- **Problem description**:
Below are some entries. Copy each line that holds the string "职业年金缴费".

[start Source material]

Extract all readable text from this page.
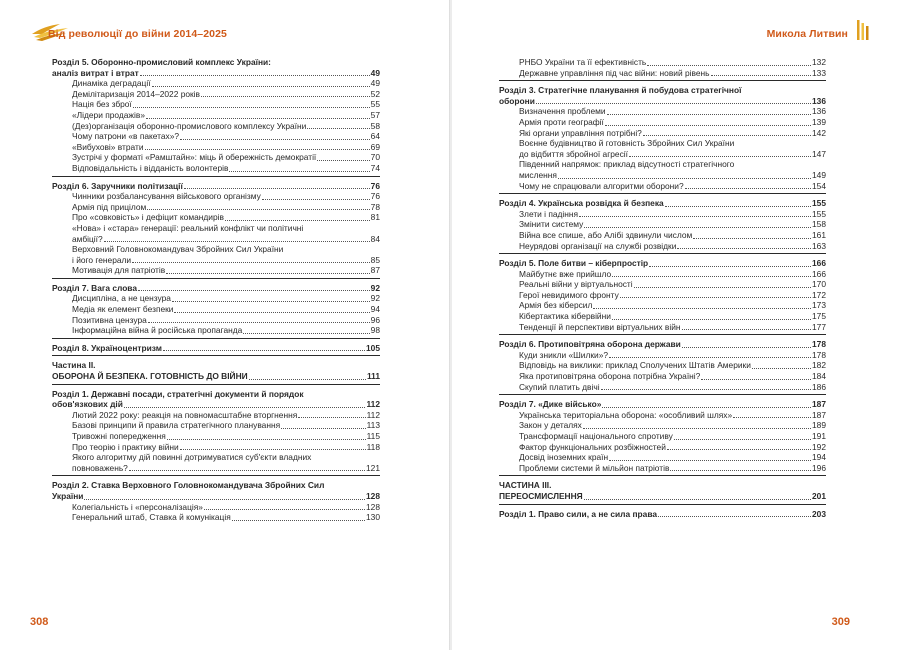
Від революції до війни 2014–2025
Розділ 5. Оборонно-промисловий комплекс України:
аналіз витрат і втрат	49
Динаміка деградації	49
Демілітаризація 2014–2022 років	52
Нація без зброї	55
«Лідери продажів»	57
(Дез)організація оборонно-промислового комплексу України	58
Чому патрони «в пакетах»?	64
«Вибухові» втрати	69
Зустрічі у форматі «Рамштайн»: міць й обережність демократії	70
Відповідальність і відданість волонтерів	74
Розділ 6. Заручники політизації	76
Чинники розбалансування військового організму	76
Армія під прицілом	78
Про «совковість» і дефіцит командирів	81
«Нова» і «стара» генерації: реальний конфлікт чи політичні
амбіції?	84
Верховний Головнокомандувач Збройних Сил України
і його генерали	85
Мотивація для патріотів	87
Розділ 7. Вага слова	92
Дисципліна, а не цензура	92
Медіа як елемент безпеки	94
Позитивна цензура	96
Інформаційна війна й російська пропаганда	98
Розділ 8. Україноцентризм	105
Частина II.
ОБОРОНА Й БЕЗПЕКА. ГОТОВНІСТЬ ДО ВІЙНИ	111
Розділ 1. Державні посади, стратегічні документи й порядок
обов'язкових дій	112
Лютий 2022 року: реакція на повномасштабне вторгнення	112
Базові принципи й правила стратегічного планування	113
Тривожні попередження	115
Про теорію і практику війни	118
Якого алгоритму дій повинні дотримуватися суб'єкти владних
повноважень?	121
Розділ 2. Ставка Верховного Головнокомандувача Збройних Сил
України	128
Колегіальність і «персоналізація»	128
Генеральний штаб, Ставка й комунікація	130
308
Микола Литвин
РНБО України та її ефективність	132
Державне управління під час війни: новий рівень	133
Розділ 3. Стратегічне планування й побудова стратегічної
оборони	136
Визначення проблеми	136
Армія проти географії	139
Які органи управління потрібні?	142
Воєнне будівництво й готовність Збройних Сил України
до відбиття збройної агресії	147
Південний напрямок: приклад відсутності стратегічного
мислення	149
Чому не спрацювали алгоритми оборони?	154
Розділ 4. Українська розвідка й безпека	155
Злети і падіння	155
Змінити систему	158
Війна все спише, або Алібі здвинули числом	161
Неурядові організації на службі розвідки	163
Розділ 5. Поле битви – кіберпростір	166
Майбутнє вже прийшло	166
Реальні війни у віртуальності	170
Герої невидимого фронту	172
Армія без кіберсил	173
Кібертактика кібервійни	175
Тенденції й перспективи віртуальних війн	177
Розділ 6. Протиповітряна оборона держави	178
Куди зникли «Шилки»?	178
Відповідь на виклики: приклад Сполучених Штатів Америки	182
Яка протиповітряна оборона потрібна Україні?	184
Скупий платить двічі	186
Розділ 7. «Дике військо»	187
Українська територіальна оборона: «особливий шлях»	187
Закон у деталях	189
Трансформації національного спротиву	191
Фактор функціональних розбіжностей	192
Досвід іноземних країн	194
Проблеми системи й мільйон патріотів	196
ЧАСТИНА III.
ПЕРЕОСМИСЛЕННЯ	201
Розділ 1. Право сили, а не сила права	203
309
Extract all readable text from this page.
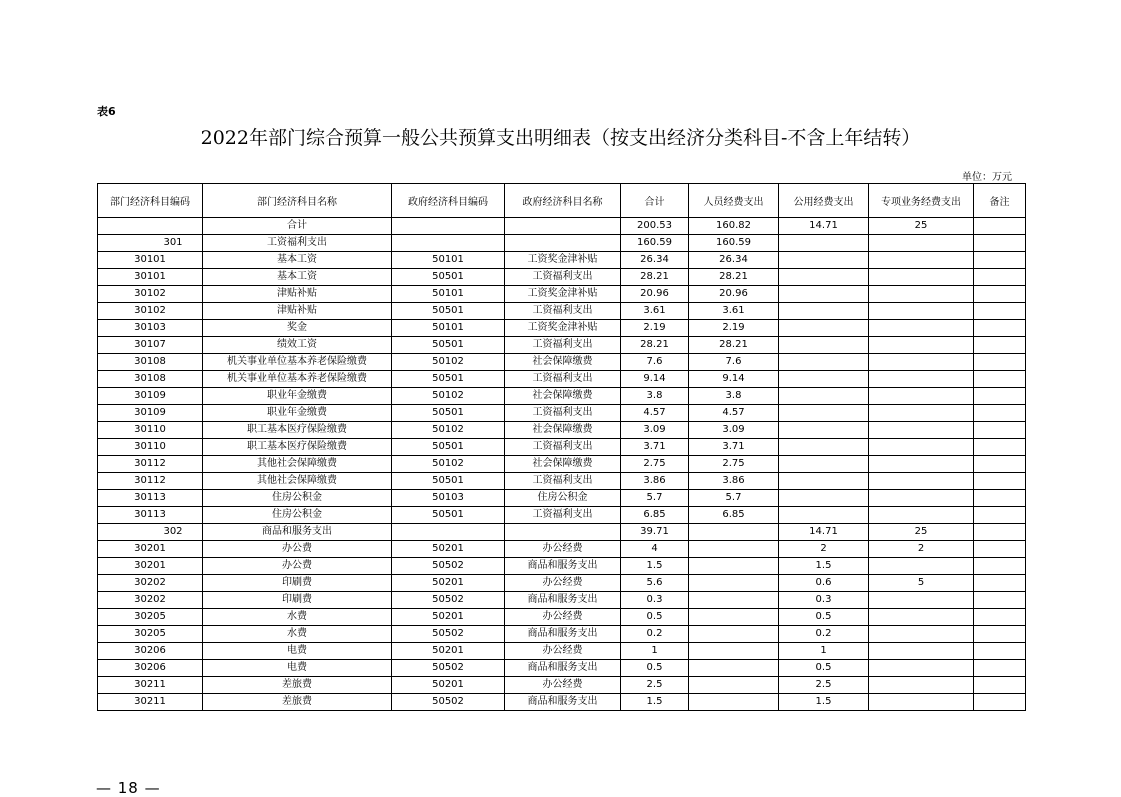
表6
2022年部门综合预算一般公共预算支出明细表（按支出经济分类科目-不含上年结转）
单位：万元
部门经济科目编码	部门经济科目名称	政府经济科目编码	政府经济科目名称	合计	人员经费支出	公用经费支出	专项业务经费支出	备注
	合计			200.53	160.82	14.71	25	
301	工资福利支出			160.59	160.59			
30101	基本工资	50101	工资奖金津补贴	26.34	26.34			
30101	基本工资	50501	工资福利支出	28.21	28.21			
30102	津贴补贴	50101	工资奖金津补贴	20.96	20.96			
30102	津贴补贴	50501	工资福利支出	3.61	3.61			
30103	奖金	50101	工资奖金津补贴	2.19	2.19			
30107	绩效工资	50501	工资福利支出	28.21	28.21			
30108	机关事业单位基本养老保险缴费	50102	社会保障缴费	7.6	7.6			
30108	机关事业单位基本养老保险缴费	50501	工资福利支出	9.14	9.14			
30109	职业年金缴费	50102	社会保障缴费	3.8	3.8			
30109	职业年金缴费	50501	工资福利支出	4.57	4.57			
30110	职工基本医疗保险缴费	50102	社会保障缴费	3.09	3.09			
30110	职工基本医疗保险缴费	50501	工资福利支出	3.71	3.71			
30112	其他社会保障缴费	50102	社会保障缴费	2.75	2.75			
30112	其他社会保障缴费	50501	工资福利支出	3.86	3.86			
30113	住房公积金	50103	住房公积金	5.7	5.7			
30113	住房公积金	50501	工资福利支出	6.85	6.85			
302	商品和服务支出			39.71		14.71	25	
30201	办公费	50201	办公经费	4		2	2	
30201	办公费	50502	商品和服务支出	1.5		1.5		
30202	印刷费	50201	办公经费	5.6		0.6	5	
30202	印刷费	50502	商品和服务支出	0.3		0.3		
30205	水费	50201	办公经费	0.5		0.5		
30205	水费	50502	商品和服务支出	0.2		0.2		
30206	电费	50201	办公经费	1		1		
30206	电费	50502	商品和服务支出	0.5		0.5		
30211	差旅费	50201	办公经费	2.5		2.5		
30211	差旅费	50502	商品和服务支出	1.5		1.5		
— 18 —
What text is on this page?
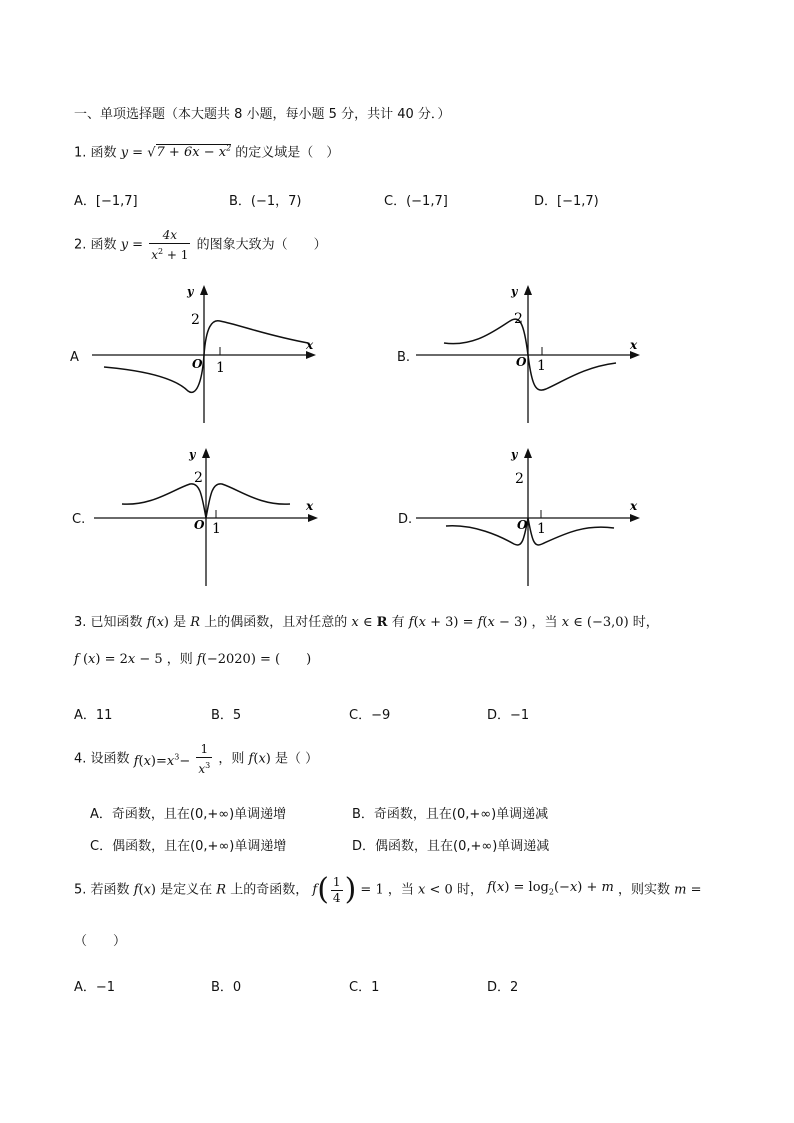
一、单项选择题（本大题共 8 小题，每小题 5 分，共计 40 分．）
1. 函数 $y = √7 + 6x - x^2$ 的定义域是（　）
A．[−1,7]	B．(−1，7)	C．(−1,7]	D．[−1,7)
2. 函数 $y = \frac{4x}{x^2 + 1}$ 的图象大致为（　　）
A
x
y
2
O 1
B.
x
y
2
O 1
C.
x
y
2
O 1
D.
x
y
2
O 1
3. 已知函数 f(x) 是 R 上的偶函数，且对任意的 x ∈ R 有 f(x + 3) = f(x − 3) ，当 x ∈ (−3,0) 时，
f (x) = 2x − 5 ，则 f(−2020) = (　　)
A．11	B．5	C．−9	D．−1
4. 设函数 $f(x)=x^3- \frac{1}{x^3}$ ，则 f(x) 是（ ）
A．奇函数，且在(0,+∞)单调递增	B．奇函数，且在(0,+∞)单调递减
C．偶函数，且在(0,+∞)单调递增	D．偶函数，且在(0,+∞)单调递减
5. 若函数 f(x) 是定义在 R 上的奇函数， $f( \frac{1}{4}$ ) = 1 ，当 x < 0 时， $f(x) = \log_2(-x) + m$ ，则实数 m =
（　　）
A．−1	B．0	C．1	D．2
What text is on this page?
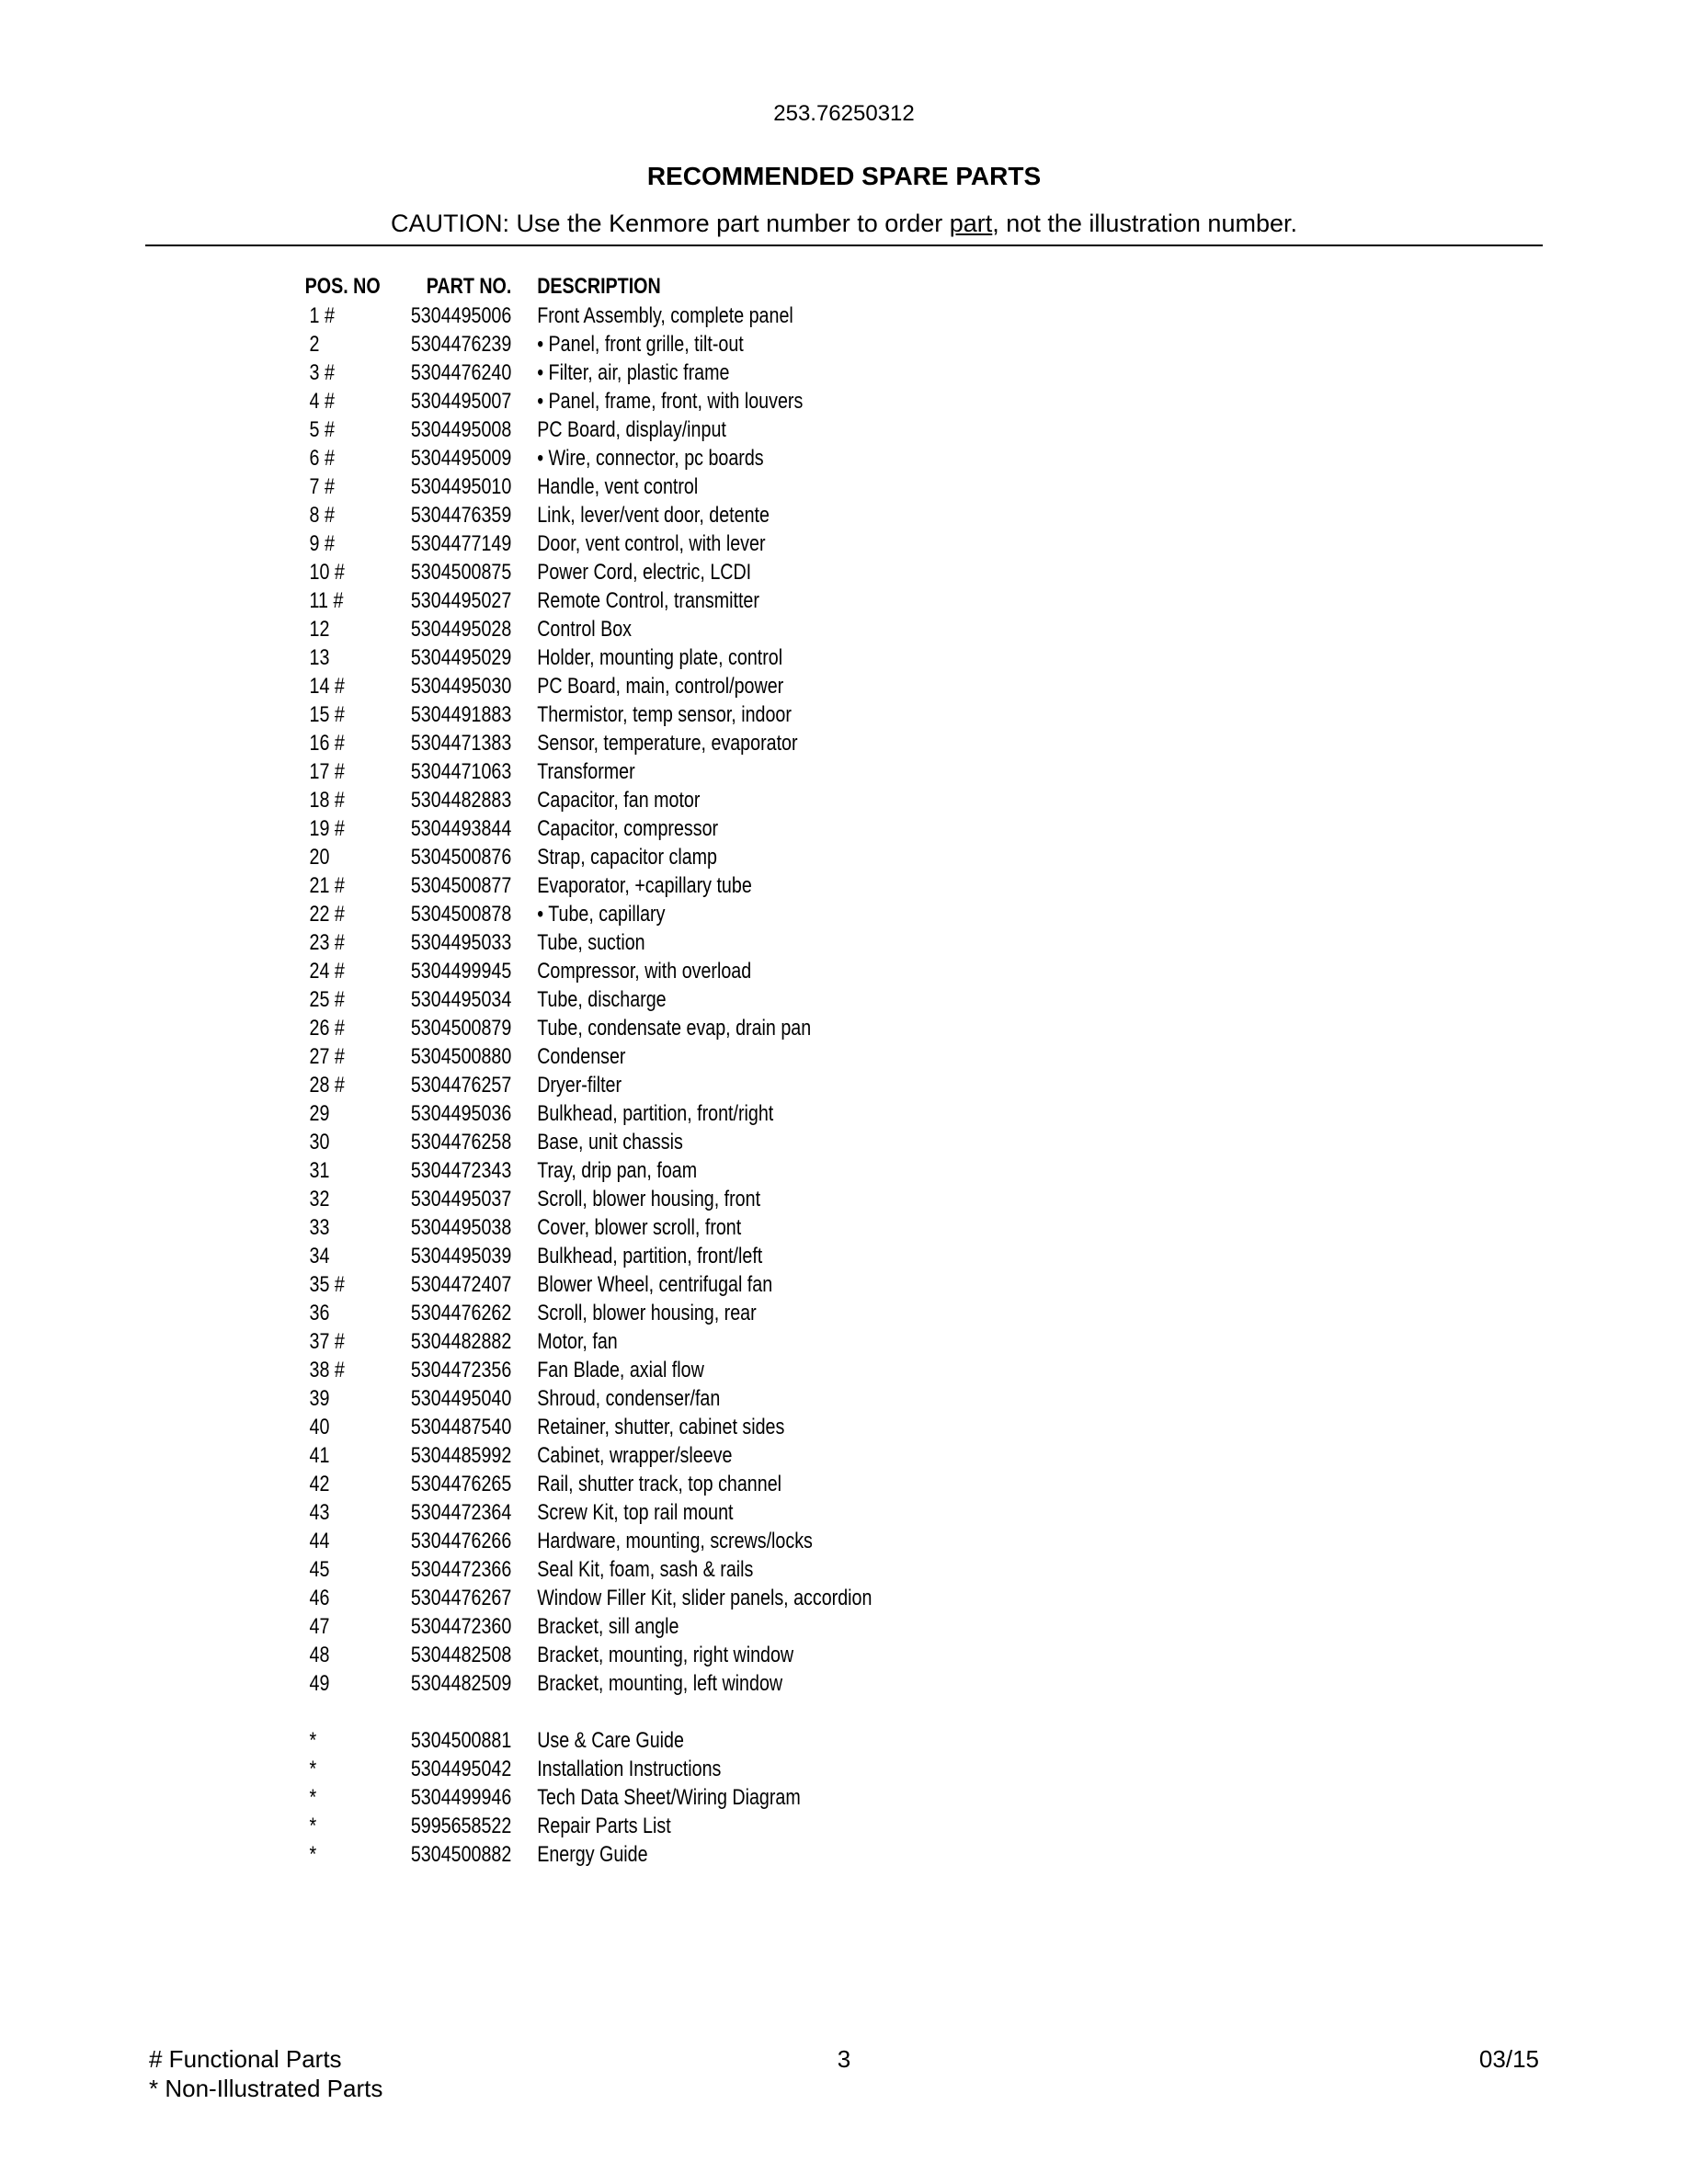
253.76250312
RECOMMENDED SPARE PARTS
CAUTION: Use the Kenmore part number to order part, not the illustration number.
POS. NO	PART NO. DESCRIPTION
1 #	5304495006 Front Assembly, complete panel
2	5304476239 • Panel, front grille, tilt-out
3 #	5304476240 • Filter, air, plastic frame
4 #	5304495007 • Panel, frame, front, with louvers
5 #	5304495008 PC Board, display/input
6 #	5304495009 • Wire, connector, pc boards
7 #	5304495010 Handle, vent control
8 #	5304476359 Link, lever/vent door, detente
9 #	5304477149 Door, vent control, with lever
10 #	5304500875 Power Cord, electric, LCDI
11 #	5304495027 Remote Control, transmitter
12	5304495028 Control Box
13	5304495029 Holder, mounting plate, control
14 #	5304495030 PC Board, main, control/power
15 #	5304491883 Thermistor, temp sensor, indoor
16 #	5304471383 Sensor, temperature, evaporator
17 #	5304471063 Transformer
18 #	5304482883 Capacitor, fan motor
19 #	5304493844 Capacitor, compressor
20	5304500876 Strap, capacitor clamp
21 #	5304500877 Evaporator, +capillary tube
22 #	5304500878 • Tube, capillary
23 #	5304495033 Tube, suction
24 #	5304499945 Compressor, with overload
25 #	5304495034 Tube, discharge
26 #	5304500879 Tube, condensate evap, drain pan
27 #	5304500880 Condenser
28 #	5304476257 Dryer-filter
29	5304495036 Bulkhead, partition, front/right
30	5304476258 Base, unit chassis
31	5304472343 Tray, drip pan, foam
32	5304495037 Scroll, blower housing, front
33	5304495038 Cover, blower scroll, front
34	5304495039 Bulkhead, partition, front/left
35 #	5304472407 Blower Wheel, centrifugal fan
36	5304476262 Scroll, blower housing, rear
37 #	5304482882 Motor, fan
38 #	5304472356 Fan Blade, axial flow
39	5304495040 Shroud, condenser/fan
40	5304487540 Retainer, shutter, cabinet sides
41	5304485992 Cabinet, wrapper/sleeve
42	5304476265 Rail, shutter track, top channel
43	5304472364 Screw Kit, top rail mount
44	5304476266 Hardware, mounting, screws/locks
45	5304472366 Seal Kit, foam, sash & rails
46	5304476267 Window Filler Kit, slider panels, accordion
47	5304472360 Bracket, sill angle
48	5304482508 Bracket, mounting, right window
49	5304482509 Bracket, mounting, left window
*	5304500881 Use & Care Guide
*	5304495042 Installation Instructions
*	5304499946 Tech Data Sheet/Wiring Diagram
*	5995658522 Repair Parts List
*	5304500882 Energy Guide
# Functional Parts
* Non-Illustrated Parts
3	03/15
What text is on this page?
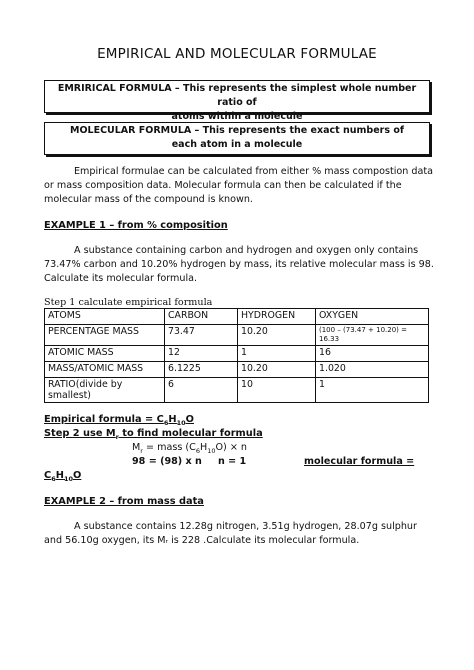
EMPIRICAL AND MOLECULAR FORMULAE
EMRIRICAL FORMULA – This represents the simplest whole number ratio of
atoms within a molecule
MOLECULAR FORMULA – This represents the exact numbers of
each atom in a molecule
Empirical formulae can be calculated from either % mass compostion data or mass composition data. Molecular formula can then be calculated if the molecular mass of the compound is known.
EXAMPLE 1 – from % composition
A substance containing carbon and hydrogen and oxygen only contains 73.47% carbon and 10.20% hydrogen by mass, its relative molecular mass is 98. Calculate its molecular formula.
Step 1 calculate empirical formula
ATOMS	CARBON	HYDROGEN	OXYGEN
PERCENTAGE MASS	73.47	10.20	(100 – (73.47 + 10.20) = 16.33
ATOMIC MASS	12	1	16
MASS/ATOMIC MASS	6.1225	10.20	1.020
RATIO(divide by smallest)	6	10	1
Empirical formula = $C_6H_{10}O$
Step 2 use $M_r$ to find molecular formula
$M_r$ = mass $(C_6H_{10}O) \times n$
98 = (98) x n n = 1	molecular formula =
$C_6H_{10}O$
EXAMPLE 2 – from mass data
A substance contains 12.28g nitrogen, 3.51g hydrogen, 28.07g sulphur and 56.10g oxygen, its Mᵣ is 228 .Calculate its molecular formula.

[end Source material]

- **Solution for this exercise**:
30109	职业年金缴费	50102	社会保障缴费	3.8	3.8			
30109	职业年金缴费	50501	工资福利支出	4.57	4.57			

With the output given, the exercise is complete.